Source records
/---
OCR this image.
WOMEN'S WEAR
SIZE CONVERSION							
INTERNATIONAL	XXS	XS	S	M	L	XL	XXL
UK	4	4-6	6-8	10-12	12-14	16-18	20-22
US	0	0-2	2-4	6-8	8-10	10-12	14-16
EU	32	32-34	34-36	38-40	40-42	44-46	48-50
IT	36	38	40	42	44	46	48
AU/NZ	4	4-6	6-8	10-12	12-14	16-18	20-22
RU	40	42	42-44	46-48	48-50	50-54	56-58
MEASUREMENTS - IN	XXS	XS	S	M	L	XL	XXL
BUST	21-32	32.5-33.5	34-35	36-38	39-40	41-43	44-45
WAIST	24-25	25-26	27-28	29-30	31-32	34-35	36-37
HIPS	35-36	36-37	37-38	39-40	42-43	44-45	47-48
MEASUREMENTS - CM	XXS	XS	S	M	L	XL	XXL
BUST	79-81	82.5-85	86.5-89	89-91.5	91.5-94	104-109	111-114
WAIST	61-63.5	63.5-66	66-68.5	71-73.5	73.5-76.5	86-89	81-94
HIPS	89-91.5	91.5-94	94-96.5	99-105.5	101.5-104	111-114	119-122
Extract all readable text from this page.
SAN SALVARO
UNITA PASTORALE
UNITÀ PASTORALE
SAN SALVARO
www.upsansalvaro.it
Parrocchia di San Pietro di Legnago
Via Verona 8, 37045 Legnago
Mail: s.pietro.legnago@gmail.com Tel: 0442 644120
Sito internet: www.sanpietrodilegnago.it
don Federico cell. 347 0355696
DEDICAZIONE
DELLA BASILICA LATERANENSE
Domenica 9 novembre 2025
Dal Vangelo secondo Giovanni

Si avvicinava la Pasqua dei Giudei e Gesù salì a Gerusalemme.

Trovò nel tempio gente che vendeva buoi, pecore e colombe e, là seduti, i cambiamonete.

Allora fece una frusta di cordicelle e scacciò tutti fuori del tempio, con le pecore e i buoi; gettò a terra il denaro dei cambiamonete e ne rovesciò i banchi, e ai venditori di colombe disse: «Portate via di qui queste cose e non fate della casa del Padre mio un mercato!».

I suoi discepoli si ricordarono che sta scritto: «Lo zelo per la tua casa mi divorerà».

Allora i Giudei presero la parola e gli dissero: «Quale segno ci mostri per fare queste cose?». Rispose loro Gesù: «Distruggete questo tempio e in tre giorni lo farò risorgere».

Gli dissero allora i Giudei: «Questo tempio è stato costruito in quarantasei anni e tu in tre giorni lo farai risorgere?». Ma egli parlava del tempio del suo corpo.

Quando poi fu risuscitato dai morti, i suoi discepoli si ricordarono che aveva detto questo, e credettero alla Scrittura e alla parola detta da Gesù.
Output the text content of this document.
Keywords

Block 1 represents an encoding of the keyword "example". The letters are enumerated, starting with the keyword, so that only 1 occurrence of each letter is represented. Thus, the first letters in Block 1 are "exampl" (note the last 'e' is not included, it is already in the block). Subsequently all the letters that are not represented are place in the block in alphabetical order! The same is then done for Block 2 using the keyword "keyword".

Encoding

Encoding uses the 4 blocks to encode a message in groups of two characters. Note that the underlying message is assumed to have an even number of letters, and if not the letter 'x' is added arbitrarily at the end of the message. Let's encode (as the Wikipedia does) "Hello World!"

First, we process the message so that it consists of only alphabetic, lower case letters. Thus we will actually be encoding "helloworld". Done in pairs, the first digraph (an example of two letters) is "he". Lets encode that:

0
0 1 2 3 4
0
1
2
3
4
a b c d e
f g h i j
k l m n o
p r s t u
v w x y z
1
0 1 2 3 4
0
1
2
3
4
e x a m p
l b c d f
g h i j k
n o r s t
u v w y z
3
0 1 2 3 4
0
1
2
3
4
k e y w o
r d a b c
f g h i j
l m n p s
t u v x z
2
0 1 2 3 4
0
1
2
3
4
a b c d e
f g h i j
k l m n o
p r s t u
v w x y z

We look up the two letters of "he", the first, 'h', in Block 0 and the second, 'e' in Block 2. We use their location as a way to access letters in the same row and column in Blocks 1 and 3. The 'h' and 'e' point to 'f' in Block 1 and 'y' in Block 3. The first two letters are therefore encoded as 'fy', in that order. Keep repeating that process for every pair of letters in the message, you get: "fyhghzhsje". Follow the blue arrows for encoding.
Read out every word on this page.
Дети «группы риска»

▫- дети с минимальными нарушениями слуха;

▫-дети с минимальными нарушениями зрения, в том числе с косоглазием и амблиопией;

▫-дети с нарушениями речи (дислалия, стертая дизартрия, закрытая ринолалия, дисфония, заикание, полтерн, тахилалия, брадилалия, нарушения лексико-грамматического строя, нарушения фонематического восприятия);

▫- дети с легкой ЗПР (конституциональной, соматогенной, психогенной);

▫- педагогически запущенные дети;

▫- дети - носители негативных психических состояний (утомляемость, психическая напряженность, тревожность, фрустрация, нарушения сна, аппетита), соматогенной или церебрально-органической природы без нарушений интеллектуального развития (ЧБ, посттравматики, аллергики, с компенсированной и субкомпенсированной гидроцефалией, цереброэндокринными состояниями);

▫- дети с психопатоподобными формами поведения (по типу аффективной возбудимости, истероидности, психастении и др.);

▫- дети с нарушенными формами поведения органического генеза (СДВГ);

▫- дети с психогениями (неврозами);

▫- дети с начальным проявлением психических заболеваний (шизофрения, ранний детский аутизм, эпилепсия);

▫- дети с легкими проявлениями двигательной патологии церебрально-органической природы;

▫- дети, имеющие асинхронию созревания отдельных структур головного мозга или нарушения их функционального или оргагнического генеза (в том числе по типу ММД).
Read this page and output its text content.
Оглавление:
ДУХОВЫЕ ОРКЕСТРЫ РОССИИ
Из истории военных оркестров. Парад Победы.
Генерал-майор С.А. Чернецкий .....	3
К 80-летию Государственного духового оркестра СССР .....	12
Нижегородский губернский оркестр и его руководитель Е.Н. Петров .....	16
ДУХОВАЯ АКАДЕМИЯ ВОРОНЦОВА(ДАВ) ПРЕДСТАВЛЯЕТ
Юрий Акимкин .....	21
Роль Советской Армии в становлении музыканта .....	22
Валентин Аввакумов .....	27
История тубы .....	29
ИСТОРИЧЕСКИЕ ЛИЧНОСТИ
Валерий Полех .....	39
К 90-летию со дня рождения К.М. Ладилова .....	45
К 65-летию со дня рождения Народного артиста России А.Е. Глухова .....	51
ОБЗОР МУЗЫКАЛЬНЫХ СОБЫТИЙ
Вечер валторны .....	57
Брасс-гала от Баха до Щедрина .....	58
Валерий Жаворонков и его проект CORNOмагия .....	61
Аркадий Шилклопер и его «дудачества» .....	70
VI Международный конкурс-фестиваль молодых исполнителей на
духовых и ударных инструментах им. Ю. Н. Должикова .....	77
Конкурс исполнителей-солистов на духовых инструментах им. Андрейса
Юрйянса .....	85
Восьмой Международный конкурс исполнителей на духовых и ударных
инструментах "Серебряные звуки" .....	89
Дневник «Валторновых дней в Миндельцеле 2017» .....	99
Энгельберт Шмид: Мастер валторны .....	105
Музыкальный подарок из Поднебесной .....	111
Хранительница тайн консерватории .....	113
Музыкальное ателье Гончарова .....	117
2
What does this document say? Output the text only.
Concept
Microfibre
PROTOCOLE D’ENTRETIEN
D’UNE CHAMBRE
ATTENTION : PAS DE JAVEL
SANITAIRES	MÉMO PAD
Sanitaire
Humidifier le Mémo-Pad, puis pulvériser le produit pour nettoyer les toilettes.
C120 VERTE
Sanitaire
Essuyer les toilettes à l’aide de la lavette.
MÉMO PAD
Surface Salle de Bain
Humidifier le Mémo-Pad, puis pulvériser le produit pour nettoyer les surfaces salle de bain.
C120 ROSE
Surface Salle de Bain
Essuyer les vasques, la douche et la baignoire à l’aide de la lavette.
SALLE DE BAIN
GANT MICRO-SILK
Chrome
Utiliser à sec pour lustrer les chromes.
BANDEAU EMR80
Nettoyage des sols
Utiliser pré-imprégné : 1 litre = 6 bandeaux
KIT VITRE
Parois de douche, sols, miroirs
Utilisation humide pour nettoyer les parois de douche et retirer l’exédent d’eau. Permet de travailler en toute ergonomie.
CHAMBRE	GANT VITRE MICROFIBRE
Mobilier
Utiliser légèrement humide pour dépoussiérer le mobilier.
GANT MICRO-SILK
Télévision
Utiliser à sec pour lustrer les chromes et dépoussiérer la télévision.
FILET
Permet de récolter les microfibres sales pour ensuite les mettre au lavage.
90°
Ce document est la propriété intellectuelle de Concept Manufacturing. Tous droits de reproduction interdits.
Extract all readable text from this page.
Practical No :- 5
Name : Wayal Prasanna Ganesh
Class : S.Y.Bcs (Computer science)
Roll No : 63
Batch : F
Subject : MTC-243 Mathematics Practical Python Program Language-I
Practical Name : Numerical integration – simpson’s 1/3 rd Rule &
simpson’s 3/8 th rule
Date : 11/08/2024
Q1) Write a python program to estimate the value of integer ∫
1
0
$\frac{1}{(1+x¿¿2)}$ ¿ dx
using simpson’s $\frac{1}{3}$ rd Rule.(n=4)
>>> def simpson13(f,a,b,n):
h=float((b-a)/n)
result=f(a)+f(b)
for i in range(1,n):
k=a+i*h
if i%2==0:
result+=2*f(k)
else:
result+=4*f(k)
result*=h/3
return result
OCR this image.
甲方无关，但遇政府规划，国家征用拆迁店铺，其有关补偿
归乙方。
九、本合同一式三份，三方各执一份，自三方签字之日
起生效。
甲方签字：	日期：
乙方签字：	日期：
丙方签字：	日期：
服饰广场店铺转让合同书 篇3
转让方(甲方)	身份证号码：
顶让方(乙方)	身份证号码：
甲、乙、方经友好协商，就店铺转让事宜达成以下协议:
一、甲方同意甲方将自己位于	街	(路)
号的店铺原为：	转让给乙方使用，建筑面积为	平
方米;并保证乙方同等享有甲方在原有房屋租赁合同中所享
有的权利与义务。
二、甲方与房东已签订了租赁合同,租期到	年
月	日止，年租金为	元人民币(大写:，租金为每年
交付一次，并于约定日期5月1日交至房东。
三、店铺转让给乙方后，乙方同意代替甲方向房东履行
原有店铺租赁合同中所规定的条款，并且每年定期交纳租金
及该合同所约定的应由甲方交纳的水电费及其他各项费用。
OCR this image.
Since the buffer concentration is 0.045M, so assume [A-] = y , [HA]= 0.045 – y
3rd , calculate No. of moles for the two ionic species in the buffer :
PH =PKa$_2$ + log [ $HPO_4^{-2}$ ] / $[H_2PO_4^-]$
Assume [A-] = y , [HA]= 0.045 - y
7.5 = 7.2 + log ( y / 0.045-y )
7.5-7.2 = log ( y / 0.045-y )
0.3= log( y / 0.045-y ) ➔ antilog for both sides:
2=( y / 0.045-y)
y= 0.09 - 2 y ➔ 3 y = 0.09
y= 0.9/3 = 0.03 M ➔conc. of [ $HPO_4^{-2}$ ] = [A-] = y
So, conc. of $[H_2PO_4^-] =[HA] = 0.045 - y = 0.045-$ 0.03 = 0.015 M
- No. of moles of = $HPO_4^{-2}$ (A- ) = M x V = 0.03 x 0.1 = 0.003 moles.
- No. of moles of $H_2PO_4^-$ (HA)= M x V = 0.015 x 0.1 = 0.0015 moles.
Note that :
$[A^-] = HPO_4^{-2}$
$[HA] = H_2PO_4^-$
\---
■ What is needed:
Of the lines in the listing above, how many hold the string "result"? Reply with the number only.

■ Written reply:
5